━━━━━ Recorded data ━━━━━
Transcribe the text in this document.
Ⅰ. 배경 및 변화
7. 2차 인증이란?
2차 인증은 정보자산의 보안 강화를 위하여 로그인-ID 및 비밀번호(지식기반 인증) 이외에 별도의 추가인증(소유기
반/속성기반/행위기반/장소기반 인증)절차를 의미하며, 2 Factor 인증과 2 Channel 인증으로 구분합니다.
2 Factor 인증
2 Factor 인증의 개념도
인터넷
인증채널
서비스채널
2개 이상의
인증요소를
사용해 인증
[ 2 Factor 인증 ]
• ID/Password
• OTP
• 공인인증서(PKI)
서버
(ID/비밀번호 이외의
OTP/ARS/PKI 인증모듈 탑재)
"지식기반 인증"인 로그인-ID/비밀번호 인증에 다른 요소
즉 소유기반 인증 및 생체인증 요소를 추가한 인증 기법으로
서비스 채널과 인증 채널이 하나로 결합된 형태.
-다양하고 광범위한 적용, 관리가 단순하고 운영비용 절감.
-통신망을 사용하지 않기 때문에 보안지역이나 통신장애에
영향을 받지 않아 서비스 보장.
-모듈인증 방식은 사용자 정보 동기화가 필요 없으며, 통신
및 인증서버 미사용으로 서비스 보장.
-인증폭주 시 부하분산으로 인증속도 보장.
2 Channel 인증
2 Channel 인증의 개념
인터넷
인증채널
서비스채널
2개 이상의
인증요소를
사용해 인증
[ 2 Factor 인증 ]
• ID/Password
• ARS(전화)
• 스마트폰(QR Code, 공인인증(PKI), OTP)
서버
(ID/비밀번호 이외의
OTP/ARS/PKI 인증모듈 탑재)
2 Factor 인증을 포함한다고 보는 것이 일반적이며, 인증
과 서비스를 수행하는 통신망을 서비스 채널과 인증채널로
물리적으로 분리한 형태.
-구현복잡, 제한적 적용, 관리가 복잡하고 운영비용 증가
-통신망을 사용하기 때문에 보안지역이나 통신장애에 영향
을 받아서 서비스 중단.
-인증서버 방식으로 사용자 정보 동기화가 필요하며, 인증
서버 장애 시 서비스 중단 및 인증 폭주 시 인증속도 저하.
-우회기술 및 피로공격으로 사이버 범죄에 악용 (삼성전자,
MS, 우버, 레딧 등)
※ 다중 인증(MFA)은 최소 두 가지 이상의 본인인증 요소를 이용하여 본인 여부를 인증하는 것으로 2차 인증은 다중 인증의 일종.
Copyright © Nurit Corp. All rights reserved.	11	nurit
━━━━━
» Exercise prompt: Retype the whole listing, matching it exactly.

» Result of this exercise:
Transcribe the text in this document.
Ⅰ. 배경 및 변화
7. 2차 인증이란?
2차 인증은 정보자산의 보안 강화를 위하여 로그인-ID 및 비밀번호(지식기반 인증) 이외에 별도의 추가인증(소유기
반/속성기반/행위기반/장소기반 인증)절차를 의미하며, 2 Factor 인증과 2 Channel 인증으로 구분합니다.
2 Factor 인증
2 Factor 인증의 개념도
인터넷
인증채널
서비스채널
2개 이상의
인증요소를
사용해 인증
[ 2 Factor 인증 ]
• ID/Password
• OTP
• 공인인증서(PKI)
서버
(ID/비밀번호 이외의
OTP/ARS/PKI 인증모듈 탑재)
"지식기반 인증"인 로그인-ID/비밀번호 인증에 다른 요소
즉 소유기반 인증 및 생체인증 요소를 추가한 인증 기법으로
서비스 채널과 인증 채널이 하나로 결합된 형태.
-다양하고 광범위한 적용, 관리가 단순하고 운영비용 절감.
-통신망을 사용하지 않기 때문에 보안지역이나 통신장애에
영향을 받지 않아 서비스 보장.
-모듈인증 방식은 사용자 정보 동기화가 필요 없으며, 통신
및 인증서버 미사용으로 서비스 보장.
-인증폭주 시 부하분산으로 인증속도 보장.
2 Channel 인증
2 Channel 인증의 개념
인터넷
인증채널
서비스채널
2개 이상의
인증요소를
사용해 인증
[ 2 Factor 인증 ]
• ID/Password
• ARS(전화)
• 스마트폰(QR Code, 공인인증(PKI), OTP)
서버
(ID/비밀번호 이외의
OTP/ARS/PKI 인증모듈 탑재)
2 Factor 인증을 포함한다고 보는 것이 일반적이며, 인증
과 서비스를 수행하는 통신망을 서비스 채널과 인증채널로
물리적으로 분리한 형태.
-구현복잡, 제한적 적용, 관리가 복잡하고 운영비용 증가
-통신망을 사용하기 때문에 보안지역이나 통신장애에 영향
을 받아서 서비스 중단.
-인증서버 방식으로 사용자 정보 동기화가 필요하며, 인증
서버 장애 시 서비스 중단 및 인증 폭주 시 인증속도 저하.
-우회기술 및 피로공격으로 사이버 범죄에 악용 (삼성전자,
MS, 우버, 레딧 등)
※ 다중 인증(MFA)은 최소 두 가지 이상의 본인인증 요소를 이용하여 본인 여부를 인증하는 것으로 2차 인증은 다중 인증의 일종.
Copyright © Nurit Corp. All rights reserved.	11	nurit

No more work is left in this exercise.